- [Given instruction] Answer with one number: how many lines have "Предоставление".

START Records for this exercise

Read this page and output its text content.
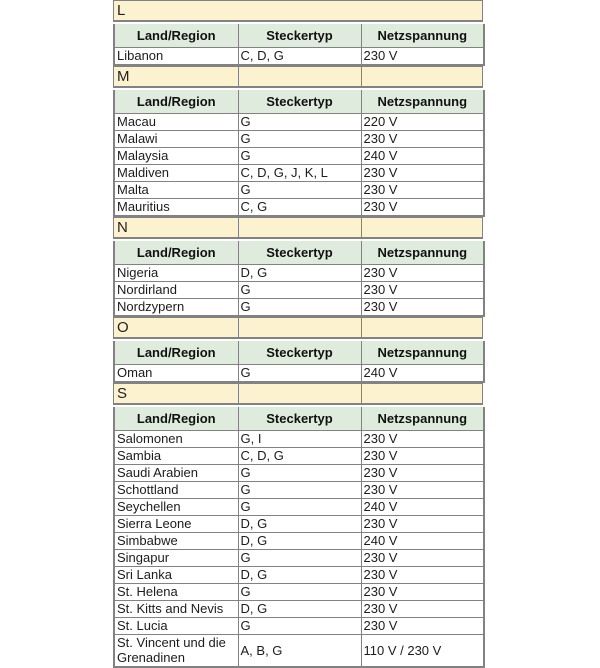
L
Land/Region	Steckertyp	Netzspannung
Libanon	C, D, G	230 V
M
Land/Region	Steckertyp	Netzspannung
Macau	G	220 V
Malawi	G	230 V
Malaysia	G	240 V
Maldiven	C, D, G, J, K, L	230 V
Malta	G	230 V
Mauritius	C, G	230 V
N
Land/Region	Steckertyp	Netzspannung
Nigeria	D, G	230 V
Nordirland	G	230 V
Nordzypern	G	230 V
O
Land/Region	Steckertyp	Netzspannung
Oman	G	240 V
S
Land/Region	Steckertyp	Netzspannung
Salomonen	G, I	230 V
Sambia	C, D, G	230 V
Saudi Arabien	G	230 V
Schottland	G	230 V
Seychellen	G	240 V
Sierra Leone	D, G	230 V
Simbabwe	D, G	240 V
Singapur	G	230 V
Sri Lanka	D, G	230 V
St. Helena	G	230 V
St. Kitts and Nevis	D, G	230 V
St. Lucia	G	230 V
St. Vincent und die Grenadinen	A, B, G	110 V / 230 V
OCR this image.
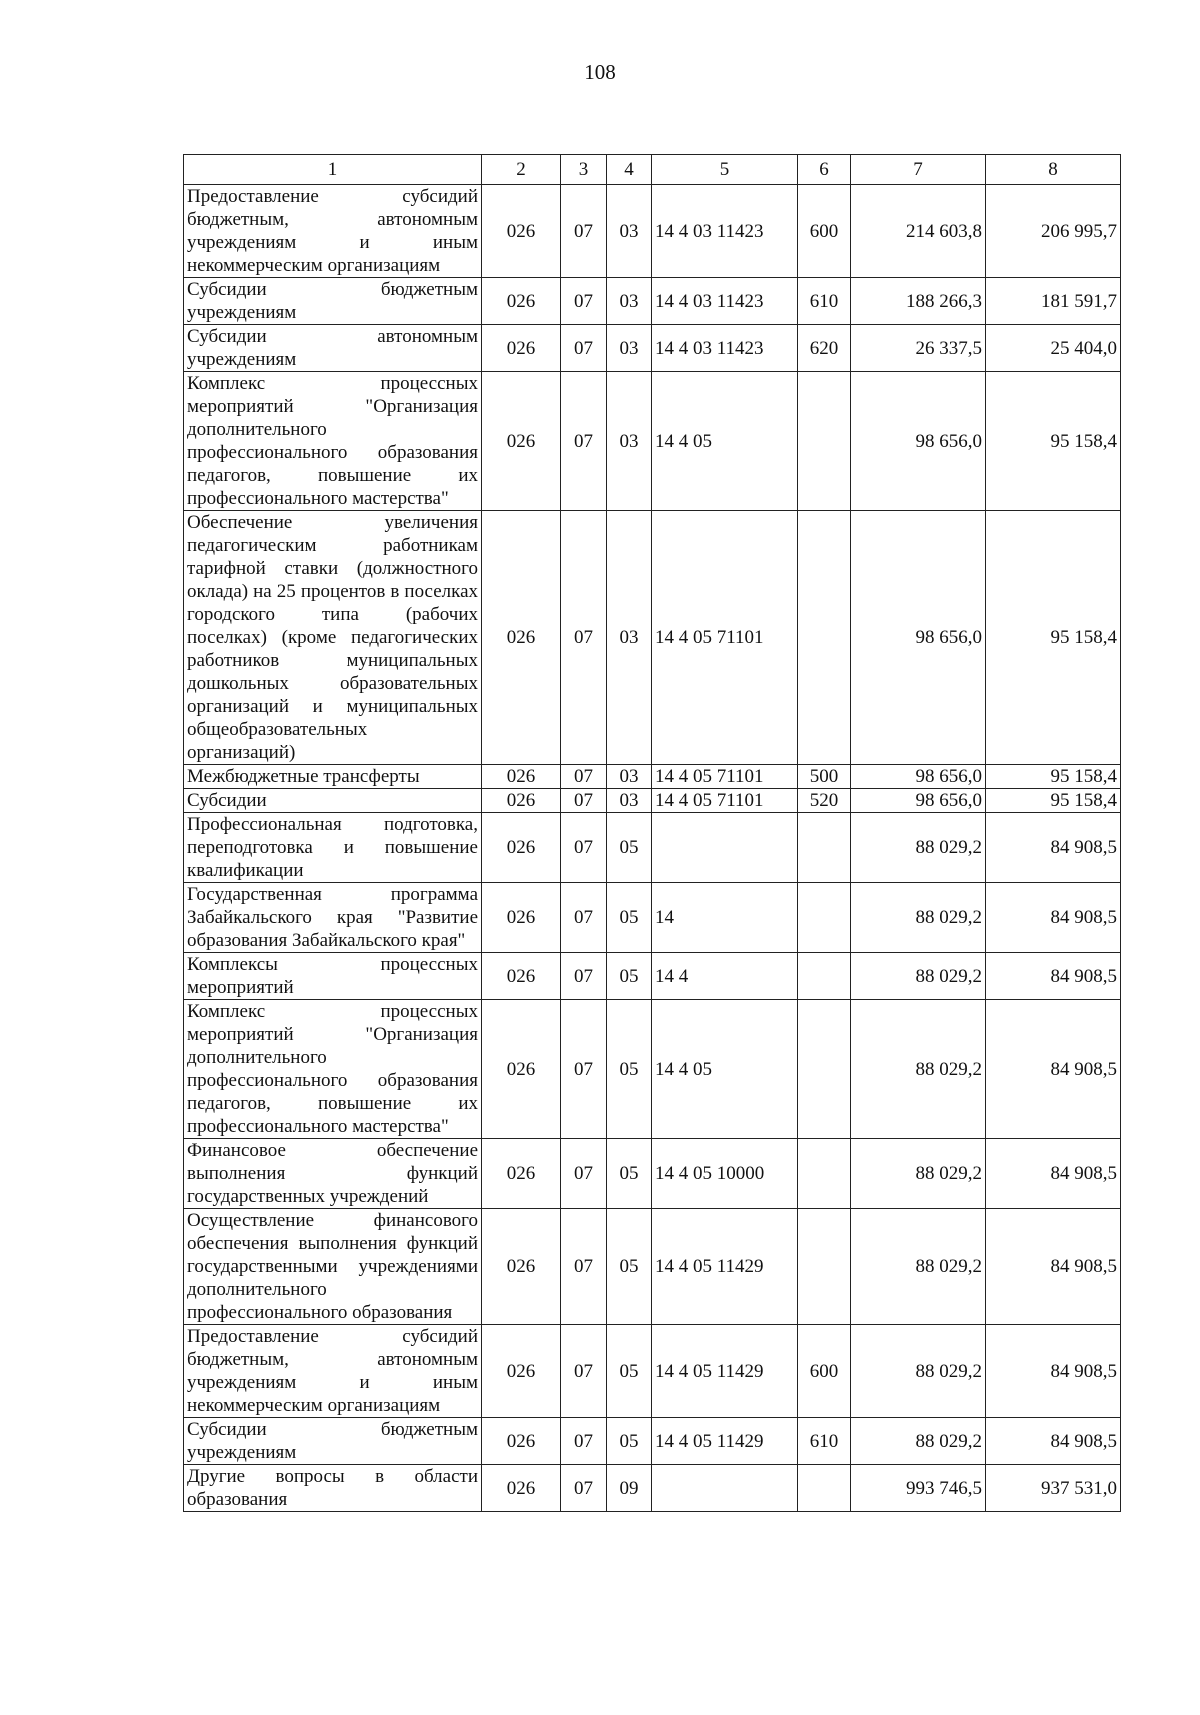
108
1	2	3	4	5	6	7	8
Предоставление субсидий бюджетным, автономным учреждениям и иным некоммерческим организациям	026	07	03	14 4 03 11423	600	214 603,8	206 995,7
Субсидии бюджетным учреждениям	026	07	03	14 4 03 11423	610	188 266,3	181 591,7
Субсидии автономным учреждениям	026	07	03	14 4 03 11423	620	26 337,5	25 404,0
Комплекс процессных мероприятий "Организация дополнительного профессионального образования педагогов, повышение их профессионального мастерства"	026	07	03	14 4 05		98 656,0	95 158,4
Обеспечение увеличения педагогическим работникам тарифной ставки (должностного оклада) на 25 процентов в поселках городского типа (рабочих поселках) (кроме педагогических работников муниципальных дошкольных образовательных организаций и муниципальных общеобразовательных организаций)	026	07	03	14 4 05 71101		98 656,0	95 158,4
Межбюджетные трансферты	026	07	03	14 4 05 71101	500	98 656,0	95 158,4
Субсидии	026	07	03	14 4 05 71101	520	98 656,0	95 158,4
Профессиональная подготовка, переподготовка и повышение квалификации	026	07	05			88 029,2	84 908,5
Государственная программа Забайкальского края "Развитие образования Забайкальского края"	026	07	05	14		88 029,2	84 908,5
Комплексы процессных мероприятий	026	07	05	14 4		88 029,2	84 908,5
Комплекс процессных мероприятий "Организация дополнительного профессионального образования педагогов, повышение их профессионального мастерства"	026	07	05	14 4 05		88 029,2	84 908,5
Финансовое обеспечение выполнения функций государственных учреждений	026	07	05	14 4 05 10000		88 029,2	84 908,5
Осуществление финансового обеспечения выполнения функций государственными учреждениями дополнительного профессионального образования	026	07	05	14 4 05 11429		88 029,2	84 908,5
Предоставление субсидий бюджетным, автономным учреждениям и иным некоммерческим организациям	026	07	05	14 4 05 11429	600	88 029,2	84 908,5
Субсидии бюджетным учреждениям	026	07	05	14 4 05 11429	610	88 029,2	84 908,5
Другие вопросы в области образования	026	07	09			993 746,5	937 531,0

END Records for this exercise

- [Reply] 2